DOCUMENT
:::
For the solution to this problem, let us turn once more to The Ragged Trousered Philanthropists. “There was only one hope,” Tressell wrote. “It was possible that the monopolists, encouraged by the extraordinary…apathy of the people, would proceed to lay upon them even greater burdens, until at last, goaded by suffering…these miserable wretches would turn upon their oppressors and drown both them and their System in a sea of blood.”

This is the path that I recommend NBA players take.

Led by chief brigand Adam Silver, the loafer class of the NBA has for too long oppressed the players and the people. Silver made clear in 2015 his Machiavellian plot to divide and thus to conquer the player base, to cultivate in the league’s stars a voracious appetite for capital, and to exploit this avarice to secure in collective bargaining negotiations favourable terms for the NBA’s rentier class. I propose, therefore, that the majority of these players4 do away with this parasitic cabal. They produce nothing but consume everything! Drag them from their luxury suites and—to paraphrase Jean-Marie Collot d’Herbois—make these inhuman monstrosities disappear from the soil of America.
:::
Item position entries
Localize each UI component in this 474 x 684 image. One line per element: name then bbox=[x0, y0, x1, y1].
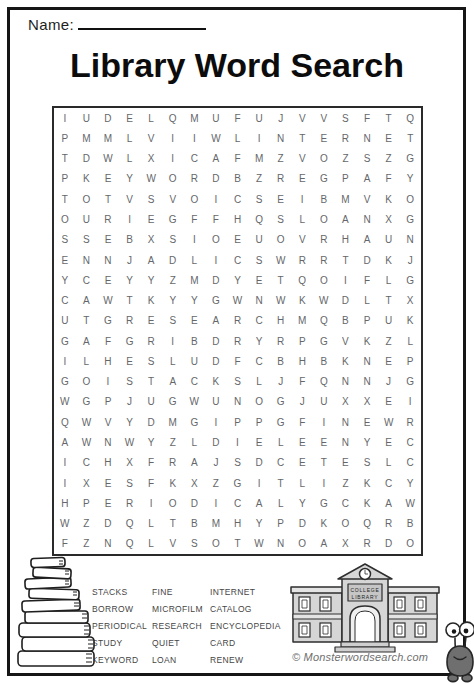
grid-cell-r2c3[interactable]: M bbox=[97, 128, 119, 148]
grid-cell-r4c16[interactable]: F bbox=[378, 169, 400, 189]
grid-cell-r19c14[interactable]: Z bbox=[335, 473, 357, 493]
grid-cell-r19c16[interactable]: C bbox=[378, 473, 400, 493]
grid-cell-r7c3[interactable]: E bbox=[97, 230, 119, 250]
grid-cell-r21c13[interactable]: K bbox=[313, 513, 335, 533]
grid-cell-r5c15[interactable]: V bbox=[356, 189, 378, 209]
grid-cell-r12c4[interactable]: G bbox=[119, 331, 141, 351]
grid-cell-r22c17[interactable]: O bbox=[399, 534, 421, 554]
grid-cell-r1c4[interactable]: E bbox=[119, 108, 141, 128]
grid-cell-r18c10[interactable]: D bbox=[248, 453, 270, 473]
grid-cell-r20c1[interactable]: H bbox=[54, 493, 76, 513]
grid-cell-r19c13[interactable]: I bbox=[313, 473, 335, 493]
grid-cell-r4c17[interactable]: Y bbox=[399, 169, 421, 189]
grid-cell-r16c10[interactable]: P bbox=[248, 412, 270, 432]
grid-cell-r17c7[interactable]: L bbox=[184, 432, 206, 452]
grid-cell-r20c6[interactable]: O bbox=[162, 493, 184, 513]
grid-cell-r10c15[interactable]: L bbox=[356, 290, 378, 310]
grid-cell-r15c14[interactable]: X bbox=[335, 392, 357, 412]
grid-cell-r11c16[interactable]: U bbox=[378, 311, 400, 331]
grid-cell-r15c12[interactable]: J bbox=[291, 392, 313, 412]
grid-cell-r6c4[interactable]: I bbox=[119, 209, 141, 229]
grid-cell-r3c2[interactable]: D bbox=[76, 149, 98, 169]
grid-cell-r19c4[interactable]: S bbox=[119, 473, 141, 493]
grid-cell-r13c13[interactable]: B bbox=[313, 351, 335, 371]
grid-cell-r12c2[interactable]: A bbox=[76, 331, 98, 351]
grid-cell-r14c16[interactable]: J bbox=[378, 372, 400, 392]
grid-cell-r1c7[interactable]: M bbox=[184, 108, 206, 128]
grid-cell-r11c7[interactable]: E bbox=[184, 311, 206, 331]
grid-cell-r3c6[interactable]: I bbox=[162, 149, 184, 169]
grid-cell-r6c7[interactable]: F bbox=[184, 209, 206, 229]
grid-cell-r20c12[interactable]: Y bbox=[291, 493, 313, 513]
grid-cell-r13c11[interactable]: B bbox=[270, 351, 292, 371]
grid-cell-r2c17[interactable]: T bbox=[399, 128, 421, 148]
grid-cell-r19c3[interactable]: E bbox=[97, 473, 119, 493]
grid-cell-r11c9[interactable]: R bbox=[227, 311, 249, 331]
grid-cell-r12c11[interactable]: R bbox=[270, 331, 292, 351]
grid-cell-r4c1[interactable]: P bbox=[54, 169, 76, 189]
grid-cell-r18c11[interactable]: C bbox=[270, 453, 292, 473]
grid-cell-r16c1[interactable]: Q bbox=[54, 412, 76, 432]
grid-cell-r9c17[interactable]: G bbox=[399, 270, 421, 290]
grid-cell-r17c13[interactable]: E bbox=[313, 432, 335, 452]
grid-cell-r5c5[interactable]: S bbox=[140, 189, 162, 209]
grid-cell-r19c2[interactable]: X bbox=[76, 473, 98, 493]
grid-cell-r6c5[interactable]: E bbox=[140, 209, 162, 229]
grid-cell-r16c7[interactable]: G bbox=[184, 412, 206, 432]
grid-cell-r13c4[interactable]: E bbox=[119, 351, 141, 371]
grid-cell-r14c10[interactable]: L bbox=[248, 372, 270, 392]
grid-cell-r2c12[interactable]: T bbox=[291, 128, 313, 148]
grid-cell-r13c9[interactable]: F bbox=[227, 351, 249, 371]
grid-cell-r4c11[interactable]: R bbox=[270, 169, 292, 189]
grid-cell-r21c10[interactable]: Y bbox=[248, 513, 270, 533]
grid-cell-r19c1[interactable]: I bbox=[54, 473, 76, 493]
grid-cell-r8c10[interactable]: S bbox=[248, 250, 270, 270]
grid-cell-r5c12[interactable]: I bbox=[291, 189, 313, 209]
grid-cell-r13c16[interactable]: E bbox=[378, 351, 400, 371]
grid-cell-r13c14[interactable]: K bbox=[335, 351, 357, 371]
grid-cell-r16c12[interactable]: F bbox=[291, 412, 313, 432]
grid-cell-r2c6[interactable]: I bbox=[162, 128, 184, 148]
grid-cell-r4c2[interactable]: K bbox=[76, 169, 98, 189]
grid-cell-r5c11[interactable]: E bbox=[270, 189, 292, 209]
grid-cell-r14c6[interactable]: A bbox=[162, 372, 184, 392]
grid-cell-r15c15[interactable]: X bbox=[356, 392, 378, 412]
grid-cell-r17c2[interactable]: W bbox=[76, 432, 98, 452]
grid-cell-r8c12[interactable]: R bbox=[291, 250, 313, 270]
grid-cell-r14c11[interactable]: J bbox=[270, 372, 292, 392]
grid-cell-r21c17[interactable]: B bbox=[399, 513, 421, 533]
grid-cell-r22c8[interactable]: O bbox=[205, 534, 227, 554]
grid-cell-r5c8[interactable]: I bbox=[205, 189, 227, 209]
grid-cell-r18c4[interactable]: X bbox=[119, 453, 141, 473]
grid-cell-r3c4[interactable]: L bbox=[119, 149, 141, 169]
grid-cell-r14c3[interactable]: I bbox=[97, 372, 119, 392]
grid-cell-r4c9[interactable]: B bbox=[227, 169, 249, 189]
grid-cell-r10c16[interactable]: T bbox=[378, 290, 400, 310]
grid-cell-r22c16[interactable]: D bbox=[378, 534, 400, 554]
grid-cell-r5c9[interactable]: C bbox=[227, 189, 249, 209]
grid-cell-r16c13[interactable]: I bbox=[313, 412, 335, 432]
grid-cell-r3c8[interactable]: A bbox=[205, 149, 227, 169]
grid-cell-r3c15[interactable]: S bbox=[356, 149, 378, 169]
grid-cell-r14c5[interactable]: T bbox=[140, 372, 162, 392]
grid-cell-r13c2[interactable]: L bbox=[76, 351, 98, 371]
grid-cell-r7c14[interactable]: H bbox=[335, 230, 357, 250]
grid-cell-r8c8[interactable]: I bbox=[205, 250, 227, 270]
grid-cell-r4c3[interactable]: E bbox=[97, 169, 119, 189]
grid-cell-r18c9[interactable]: S bbox=[227, 453, 249, 473]
grid-cell-r11c5[interactable]: E bbox=[140, 311, 162, 331]
grid-cell-r22c3[interactable]: N bbox=[97, 534, 119, 554]
grid-cell-r17c6[interactable]: Z bbox=[162, 432, 184, 452]
grid-cell-r12c17[interactable]: L bbox=[399, 331, 421, 351]
grid-cell-r2c10[interactable]: I bbox=[248, 128, 270, 148]
grid-cell-r3c10[interactable]: M bbox=[248, 149, 270, 169]
grid-cell-r21c15[interactable]: Q bbox=[356, 513, 378, 533]
grid-cell-r11c11[interactable]: H bbox=[270, 311, 292, 331]
grid-cell-r4c6[interactable]: O bbox=[162, 169, 184, 189]
grid-cell-r21c9[interactable]: H bbox=[227, 513, 249, 533]
grid-cell-r18c13[interactable]: T bbox=[313, 453, 335, 473]
grid-cell-r13c3[interactable]: H bbox=[97, 351, 119, 371]
grid-cell-r18c7[interactable]: A bbox=[184, 453, 206, 473]
grid-cell-r21c5[interactable]: L bbox=[140, 513, 162, 533]
grid-cell-r15c4[interactable]: J bbox=[119, 392, 141, 412]
grid-cell-r2c15[interactable]: N bbox=[356, 128, 378, 148]
grid-cell-r6c9[interactable]: H bbox=[227, 209, 249, 229]
grid-cell-r12c12[interactable]: P bbox=[291, 331, 313, 351]
grid-cell-r9c2[interactable]: C bbox=[76, 270, 98, 290]
grid-cell-r19c5[interactable]: F bbox=[140, 473, 162, 493]
grid-cell-r17c14[interactable]: N bbox=[335, 432, 357, 452]
grid-cell-r2c9[interactable]: L bbox=[227, 128, 249, 148]
grid-cell-r1c3[interactable]: D bbox=[97, 108, 119, 128]
grid-cell-r21c1[interactable]: W bbox=[54, 513, 76, 533]
grid-cell-r15c16[interactable]: E bbox=[378, 392, 400, 412]
grid-cell-r9c13[interactable]: O bbox=[313, 270, 335, 290]
grid-cell-r8c9[interactable]: C bbox=[227, 250, 249, 270]
grid-cell-r8c7[interactable]: L bbox=[184, 250, 206, 270]
grid-cell-r11c12[interactable]: M bbox=[291, 311, 313, 331]
grid-cell-r7c1[interactable]: S bbox=[54, 230, 76, 250]
grid-cell-r1c1[interactable]: I bbox=[54, 108, 76, 128]
grid-cell-r14c9[interactable]: S bbox=[227, 372, 249, 392]
grid-cell-r10c10[interactable]: N bbox=[248, 290, 270, 310]
grid-cell-r12c16[interactable]: Z bbox=[378, 331, 400, 351]
grid-cell-r7c7[interactable]: I bbox=[184, 230, 206, 250]
grid-cell-r6c1[interactable]: O bbox=[54, 209, 76, 229]
grid-cell-r17c8[interactable]: D bbox=[205, 432, 227, 452]
grid-cell-r10c6[interactable]: Y bbox=[162, 290, 184, 310]
grid-cell-r2c1[interactable]: P bbox=[54, 128, 76, 148]
grid-cell-r9c15[interactable]: F bbox=[356, 270, 378, 290]
grid-cell-r13c8[interactable]: D bbox=[205, 351, 227, 371]
grid-cell-r8c16[interactable]: K bbox=[378, 250, 400, 270]
grid-cell-r20c4[interactable]: R bbox=[119, 493, 141, 513]
grid-cell-r7c6[interactable]: S bbox=[162, 230, 184, 250]
grid-cell-r4c8[interactable]: D bbox=[205, 169, 227, 189]
grid-cell-r2c5[interactable]: V bbox=[140, 128, 162, 148]
grid-cell-r3c5[interactable]: X bbox=[140, 149, 162, 169]
grid-cell-r6c3[interactable]: R bbox=[97, 209, 119, 229]
grid-cell-r1c13[interactable]: V bbox=[313, 108, 335, 128]
grid-cell-r15c9[interactable]: N bbox=[227, 392, 249, 412]
grid-cell-r10c9[interactable]: W bbox=[227, 290, 249, 310]
grid-cell-r2c16[interactable]: E bbox=[378, 128, 400, 148]
grid-cell-r11c3[interactable]: G bbox=[97, 311, 119, 331]
grid-cell-r4c12[interactable]: E bbox=[291, 169, 313, 189]
grid-cell-r22c14[interactable]: X bbox=[335, 534, 357, 554]
grid-cell-r22c12[interactable]: O bbox=[291, 534, 313, 554]
grid-cell-r19c17[interactable]: Y bbox=[399, 473, 421, 493]
grid-cell-r18c17[interactable]: C bbox=[399, 453, 421, 473]
grid-cell-r13c10[interactable]: C bbox=[248, 351, 270, 371]
grid-cell-r15c11[interactable]: G bbox=[270, 392, 292, 412]
grid-cell-r20c5[interactable]: I bbox=[140, 493, 162, 513]
grid-cell-r10c17[interactable]: X bbox=[399, 290, 421, 310]
grid-cell-r8c4[interactable]: J bbox=[119, 250, 141, 270]
grid-cell-r22c13[interactable]: A bbox=[313, 534, 335, 554]
grid-cell-r3c11[interactable]: Z bbox=[270, 149, 292, 169]
grid-cell-r19c15[interactable]: K bbox=[356, 473, 378, 493]
grid-cell-r1c2[interactable]: U bbox=[76, 108, 98, 128]
grid-cell-r11c2[interactable]: T bbox=[76, 311, 98, 331]
grid-cell-r19c9[interactable]: G bbox=[227, 473, 249, 493]
grid-cell-r18c12[interactable]: E bbox=[291, 453, 313, 473]
grid-cell-r19c7[interactable]: X bbox=[184, 473, 206, 493]
grid-cell-r5c1[interactable]: T bbox=[54, 189, 76, 209]
grid-cell-r10c7[interactable]: Y bbox=[184, 290, 206, 310]
grid-cell-r17c16[interactable]: E bbox=[378, 432, 400, 452]
grid-cell-r7c11[interactable]: O bbox=[270, 230, 292, 250]
grid-cell-r6c13[interactable]: O bbox=[313, 209, 335, 229]
grid-cell-r12c3[interactable]: F bbox=[97, 331, 119, 351]
grid-cell-r5c3[interactable]: T bbox=[97, 189, 119, 209]
grid-cell-r16c16[interactable]: W bbox=[378, 412, 400, 432]
grid-cell-r11c13[interactable]: Q bbox=[313, 311, 335, 331]
grid-cell-r18c8[interactable]: J bbox=[205, 453, 227, 473]
grid-cell-r1c17[interactable]: Q bbox=[399, 108, 421, 128]
grid-cell-r14c7[interactable]: C bbox=[184, 372, 206, 392]
grid-cell-r17c5[interactable]: Y bbox=[140, 432, 162, 452]
grid-cell-r7c13[interactable]: R bbox=[313, 230, 335, 250]
grid-cell-r14c2[interactable]: O bbox=[76, 372, 98, 392]
grid-cell-r19c8[interactable]: Z bbox=[205, 473, 227, 493]
grid-cell-r10c5[interactable]: K bbox=[140, 290, 162, 310]
grid-cell-r2c8[interactable]: W bbox=[205, 128, 227, 148]
grid-cell-r20c8[interactable]: I bbox=[205, 493, 227, 513]
grid-cell-r6c11[interactable]: S bbox=[270, 209, 292, 229]
grid-cell-r17c1[interactable]: A bbox=[54, 432, 76, 452]
grid-cell-r20c3[interactable]: E bbox=[97, 493, 119, 513]
name-input-line[interactable] bbox=[78, 16, 206, 30]
grid-cell-r7c9[interactable]: E bbox=[227, 230, 249, 250]
grid-cell-r11c10[interactable]: C bbox=[248, 311, 270, 331]
grid-cell-r4c5[interactable]: W bbox=[140, 169, 162, 189]
grid-cell-r8c2[interactable]: N bbox=[76, 250, 98, 270]
grid-cell-r10c4[interactable]: T bbox=[119, 290, 141, 310]
grid-cell-r9c9[interactable]: Y bbox=[227, 270, 249, 290]
grid-cell-r5c17[interactable]: O bbox=[399, 189, 421, 209]
grid-cell-r12c8[interactable]: D bbox=[205, 331, 227, 351]
grid-cell-r9c11[interactable]: T bbox=[270, 270, 292, 290]
grid-cell-r21c8[interactable]: M bbox=[205, 513, 227, 533]
grid-cell-r18c5[interactable]: F bbox=[140, 453, 162, 473]
grid-cell-r17c4[interactable]: W bbox=[119, 432, 141, 452]
grid-cell-r1c11[interactable]: J bbox=[270, 108, 292, 128]
grid-cell-r15c6[interactable]: G bbox=[162, 392, 184, 412]
grid-cell-r6c15[interactable]: N bbox=[356, 209, 378, 229]
grid-cell-r12c5[interactable]: R bbox=[140, 331, 162, 351]
grid-cell-r12c14[interactable]: V bbox=[335, 331, 357, 351]
grid-cell-r8c13[interactable]: R bbox=[313, 250, 335, 270]
grid-cell-r5c16[interactable]: K bbox=[378, 189, 400, 209]
grid-cell-r12c6[interactable]: I bbox=[162, 331, 184, 351]
grid-cell-r1c10[interactable]: U bbox=[248, 108, 270, 128]
grid-cell-r9c14[interactable]: I bbox=[335, 270, 357, 290]
grid-cell-r16c4[interactable]: Y bbox=[119, 412, 141, 432]
grid-cell-r20c10[interactable]: A bbox=[248, 493, 270, 513]
grid-cell-r1c6[interactable]: Q bbox=[162, 108, 184, 128]
grid-cell-r12c9[interactable]: R bbox=[227, 331, 249, 351]
grid-cell-r14c1[interactable]: G bbox=[54, 372, 76, 392]
grid-cell-r12c10[interactable]: Y bbox=[248, 331, 270, 351]
grid-cell-r22c15[interactable]: R bbox=[356, 534, 378, 554]
grid-cell-r18c6[interactable]: R bbox=[162, 453, 184, 473]
grid-cell-r4c7[interactable]: R bbox=[184, 169, 206, 189]
grid-cell-r11c17[interactable]: K bbox=[399, 311, 421, 331]
grid-cell-r4c10[interactable]: Z bbox=[248, 169, 270, 189]
grid-cell-r3c1[interactable]: T bbox=[54, 149, 76, 169]
grid-cell-r5c10[interactable]: S bbox=[248, 189, 270, 209]
grid-cell-r16c15[interactable]: E bbox=[356, 412, 378, 432]
grid-cell-r14c15[interactable]: N bbox=[356, 372, 378, 392]
grid-cell-r12c13[interactable]: G bbox=[313, 331, 335, 351]
grid-cell-r5c4[interactable]: V bbox=[119, 189, 141, 209]
grid-cell-r10c2[interactable]: A bbox=[76, 290, 98, 310]
grid-cell-r22c9[interactable]: T bbox=[227, 534, 249, 554]
grid-cell-r12c15[interactable]: K bbox=[356, 331, 378, 351]
grid-cell-r15c10[interactable]: O bbox=[248, 392, 270, 412]
grid-cell-r8c5[interactable]: A bbox=[140, 250, 162, 270]
grid-cell-r7c10[interactable]: U bbox=[248, 230, 270, 250]
grid-cell-r5c6[interactable]: V bbox=[162, 189, 184, 209]
grid-cell-r22c2[interactable]: Z bbox=[76, 534, 98, 554]
grid-cell-r18c14[interactable]: E bbox=[335, 453, 357, 473]
grid-cell-r20c13[interactable]: G bbox=[313, 493, 335, 513]
grid-cell-r3c16[interactable]: Z bbox=[378, 149, 400, 169]
grid-cell-r21c11[interactable]: P bbox=[270, 513, 292, 533]
grid-cell-r11c15[interactable]: P bbox=[356, 311, 378, 331]
grid-cell-r20c9[interactable]: C bbox=[227, 493, 249, 513]
grid-cell-r7c17[interactable]: N bbox=[399, 230, 421, 250]
grid-cell-r16c17[interactable]: R bbox=[399, 412, 421, 432]
grid-cell-r19c11[interactable]: T bbox=[270, 473, 292, 493]
grid-cell-r11c4[interactable]: R bbox=[119, 311, 141, 331]
grid-cell-r19c12[interactable]: L bbox=[291, 473, 313, 493]
grid-cell-r22c1[interactable]: F bbox=[54, 534, 76, 554]
grid-cell-r18c16[interactable]: L bbox=[378, 453, 400, 473]
grid-cell-r2c7[interactable]: I bbox=[184, 128, 206, 148]
grid-cell-r4c14[interactable]: P bbox=[335, 169, 357, 189]
grid-cell-r19c6[interactable]: K bbox=[162, 473, 184, 493]
grid-cell-r9c8[interactable]: D bbox=[205, 270, 227, 290]
grid-cell-r15c2[interactable]: G bbox=[76, 392, 98, 412]
grid-cell-r10c12[interactable]: K bbox=[291, 290, 313, 310]
grid-cell-r3c12[interactable]: V bbox=[291, 149, 313, 169]
grid-cell-r6c6[interactable]: G bbox=[162, 209, 184, 229]
grid-cell-r9c3[interactable]: E bbox=[97, 270, 119, 290]
grid-cell-r5c2[interactable]: O bbox=[76, 189, 98, 209]
grid-cell-r11c6[interactable]: S bbox=[162, 311, 184, 331]
grid-cell-r16c3[interactable]: V bbox=[97, 412, 119, 432]
grid-cell-r13c5[interactable]: S bbox=[140, 351, 162, 371]
grid-cell-r15c3[interactable]: P bbox=[97, 392, 119, 412]
grid-cell-r8c11[interactable]: W bbox=[270, 250, 292, 270]
grid-cell-r8c14[interactable]: T bbox=[335, 250, 357, 270]
grid-cell-r9c16[interactable]: L bbox=[378, 270, 400, 290]
grid-cell-r1c12[interactable]: V bbox=[291, 108, 313, 128]
grid-cell-r10c11[interactable]: W bbox=[270, 290, 292, 310]
grid-cell-r16c5[interactable]: D bbox=[140, 412, 162, 432]
grid-cell-r13c17[interactable]: P bbox=[399, 351, 421, 371]
grid-cell-r1c14[interactable]: S bbox=[335, 108, 357, 128]
grid-cell-r9c12[interactable]: Q bbox=[291, 270, 313, 290]
grid-cell-r16c14[interactable]: N bbox=[335, 412, 357, 432]
grid-cell-r9c5[interactable]: Y bbox=[140, 270, 162, 290]
grid-cell-r13c15[interactable]: N bbox=[356, 351, 378, 371]
grid-cell-r6c17[interactable]: G bbox=[399, 209, 421, 229]
grid-cell-r9c1[interactable]: Y bbox=[54, 270, 76, 290]
grid-cell-r16c2[interactable]: W bbox=[76, 412, 98, 432]
grid-cell-r20c15[interactable]: K bbox=[356, 493, 378, 513]
grid-cell-r22c7[interactable]: S bbox=[184, 534, 206, 554]
grid-cell-r5c13[interactable]: B bbox=[313, 189, 335, 209]
grid-cell-r8c1[interactable]: E bbox=[54, 250, 76, 270]
grid-cell-r15c5[interactable]: U bbox=[140, 392, 162, 412]
grid-cell-r14c12[interactable]: F bbox=[291, 372, 313, 392]
grid-cell-r15c7[interactable]: W bbox=[184, 392, 206, 412]
grid-cell-r1c16[interactable]: T bbox=[378, 108, 400, 128]
grid-cell-r18c15[interactable]: S bbox=[356, 453, 378, 473]
grid-cell-r11c14[interactable]: B bbox=[335, 311, 357, 331]
grid-cell-r13c1[interactable]: I bbox=[54, 351, 76, 371]
grid-cell-r16c8[interactable]: I bbox=[205, 412, 227, 432]
grid-cell-r3c17[interactable]: G bbox=[399, 149, 421, 169]
grid-cell-r10c8[interactable]: G bbox=[205, 290, 227, 310]
grid-cell-r4c15[interactable]: A bbox=[356, 169, 378, 189]
grid-cell-r20c7[interactable]: D bbox=[184, 493, 206, 513]
grid-cell-r2c14[interactable]: R bbox=[335, 128, 357, 148]
grid-cell-r11c1[interactable]: U bbox=[54, 311, 76, 331]
grid-cell-r6c10[interactable]: Q bbox=[248, 209, 270, 229]
grid-cell-r22c10[interactable]: W bbox=[248, 534, 270, 554]
grid-cell-r7c16[interactable]: U bbox=[378, 230, 400, 250]
grid-cell-r9c10[interactable]: E bbox=[248, 270, 270, 290]
grid-cell-r14c8[interactable]: K bbox=[205, 372, 227, 392]
grid-cell-r7c15[interactable]: A bbox=[356, 230, 378, 250]
grid-cell-r6c2[interactable]: U bbox=[76, 209, 98, 229]
grid-cell-r4c4[interactable]: Y bbox=[119, 169, 141, 189]
grid-cell-r17c15[interactable]: Y bbox=[356, 432, 378, 452]
grid-cell-r8c15[interactable]: D bbox=[356, 250, 378, 270]
grid-cell-r22c4[interactable]: Q bbox=[119, 534, 141, 554]
grid-cell-r14c13[interactable]: Q bbox=[313, 372, 335, 392]
grid-cell-r17c17[interactable]: C bbox=[399, 432, 421, 452]
grid-cell-r6c12[interactable]: L bbox=[291, 209, 313, 229]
:::
REQUIRED WORK
**A.** Name every person who is mentioned by name in the passage on NBA players.
**B.** For each statement, decide whether the passage on NBA players supports it. Answer yes or no and quote the words that settle it.
(i) Adam Silver's plot was made clear in 2015.
(ii) The quoted passage about "only one hope" is attributed to Tressell.
(iii) The passage claims that the NBA's ruling group produces everything.
**C.** Continue the passage on NBA players, picking up after its last sentence.
These lines have no connection to the text.

TASK RESPONSES
**A.** Tressell, Adam Silver, Jean-Marie Collot d'Herbois

**B.**
(i) Yes: "Silver made clear in 2015 his Machiavellian plot"
(ii) Yes: "“There was only one hope,” Tressell wrote."
(iii) No: "They produce nothing but consume everything!"

**C.**
Wait, isn’t that going a little far? A debate concerning the legitimacy of political violence has emerged recently following the punching of media darling and literal Nazi Richard Spencer, and it has become clear that there remains a great deal of confusion regarding the correct way to deal with fascists. In a cowardly Vice article that sought to determine whether it was right or wrong to punch Richard Spencer in the face, “an ethicist” conflated a literal white supremacist with somebody “you really, really don’t like” whose “ideas are odious” and who “has politics different from yours,” urging readers to take the moral high ground and refrain from any punching.

It’s easy (and common) for white liberals to wring their hands over the sanctity of free speech and pat themselves on the back for their willingness to tolerate Nazis, but those who feel we should respect the “rights” of white supremacists to organise conferences in Washington DC would do well to remind themselves that the United States is a mere generation removed from its last public lynching and consider that perhaps there’s more at stake here than their own desire to remain morally consistent (a privilege few can afford).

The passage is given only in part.